=== What is asked ===
Convert the records below into a Markdown table with two columns, Row and Record. Put a running number in Row and each line in Record, and skip blank lines.

=== Given entries ===

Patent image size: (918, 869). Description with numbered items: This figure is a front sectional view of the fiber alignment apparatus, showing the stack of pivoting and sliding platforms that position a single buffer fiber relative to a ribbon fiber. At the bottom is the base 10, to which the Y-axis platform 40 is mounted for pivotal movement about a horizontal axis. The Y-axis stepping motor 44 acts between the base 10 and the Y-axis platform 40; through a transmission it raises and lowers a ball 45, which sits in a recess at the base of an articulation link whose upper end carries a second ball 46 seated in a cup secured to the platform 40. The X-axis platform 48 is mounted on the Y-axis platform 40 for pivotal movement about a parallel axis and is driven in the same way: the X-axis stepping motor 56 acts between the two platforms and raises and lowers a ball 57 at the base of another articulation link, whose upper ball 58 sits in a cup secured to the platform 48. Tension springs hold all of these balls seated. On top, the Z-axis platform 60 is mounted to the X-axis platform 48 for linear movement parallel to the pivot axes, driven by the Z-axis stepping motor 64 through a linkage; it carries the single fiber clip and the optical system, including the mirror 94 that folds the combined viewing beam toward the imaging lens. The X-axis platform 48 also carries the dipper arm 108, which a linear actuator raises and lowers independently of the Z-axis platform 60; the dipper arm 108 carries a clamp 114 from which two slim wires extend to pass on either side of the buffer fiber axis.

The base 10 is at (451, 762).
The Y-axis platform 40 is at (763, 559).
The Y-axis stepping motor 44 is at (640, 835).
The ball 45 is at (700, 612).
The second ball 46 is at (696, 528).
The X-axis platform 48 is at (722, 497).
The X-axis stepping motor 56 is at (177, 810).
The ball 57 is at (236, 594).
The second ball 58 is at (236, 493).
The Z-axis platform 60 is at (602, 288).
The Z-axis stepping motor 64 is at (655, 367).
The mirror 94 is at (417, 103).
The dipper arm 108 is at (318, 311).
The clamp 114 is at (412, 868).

=== Complete output ===
| Row | Record |
|---|---|
| 1 | Patent image size: (918, 869). Description with numbered items: This figure is a front sectional view of the fiber alignment apparatus, showing the stack of pivoting and sliding platforms that position a single buffer fiber relative to a ribbon fiber. At the bottom is the base 10, to which the Y-axis platform 40 is mounted for pivotal movement about a horizontal axis. The Y-axis stepping motor 44 acts between the base 10 and the Y-axis platform 40; through a transmission it raises and lowers a ball 45, which sits in a recess at the base of an articulation link whose upper end carries a second ball 46 seated in a cup secured to the platform 40. The X-axis platform 48 is mounted on the Y-axis platform 40 for pivotal movement about a parallel axis and is driven in the same way: the X-axis stepping motor 56 acts between the two platforms and raises and lowers a ball 57 at the base of another articulation link, whose upper ball 58 sits in a cup secured to the platform 48. Tension springs hold all of these balls seated. On top, the Z-axis platform 60 is mounted to the X-axis platform 48 for linear movement parallel to the pivot axes, driven by the Z-axis stepping motor 64 through a linkage; it carries the single fiber clip and the optical system, including the mirror 94 that folds the combined viewing beam toward the imaging lens. The X-axis platform 48 also carries the dipper arm 108, which a linear actuator raises and lowers independently of the Z-axis platform 60; the dipper arm 108 carries a clamp 114 from which two slim wires extend to pass on either side of the buffer fiber axis. |
| 2 | The base 10 is at (451, 762). |
| 3 | The Y-axis platform 40 is at (763, 559). |
| 4 | The Y-axis stepping motor 44 is at (640, 835). |
| 5 | The ball 45 is at (700, 612). |
| 6 | The second ball 46 is at (696, 528). |
| 7 | The X-axis platform 48 is at (722, 497). |
| 8 | The X-axis stepping motor 56 is at (177, 810). |
| 9 | The ball 57 is at (236, 594). |
| 10 | The second ball 58 is at (236, 493). |
| 11 | The Z-axis platform 60 is at (602, 288). |
| 12 | The Z-axis stepping motor 64 is at (655, 367). |
| 13 | The mirror 94 is at (417, 103). |
| 14 | The dipper arm 108 is at (318, 311). |
| 15 | The clamp 114 is at (412, 868). |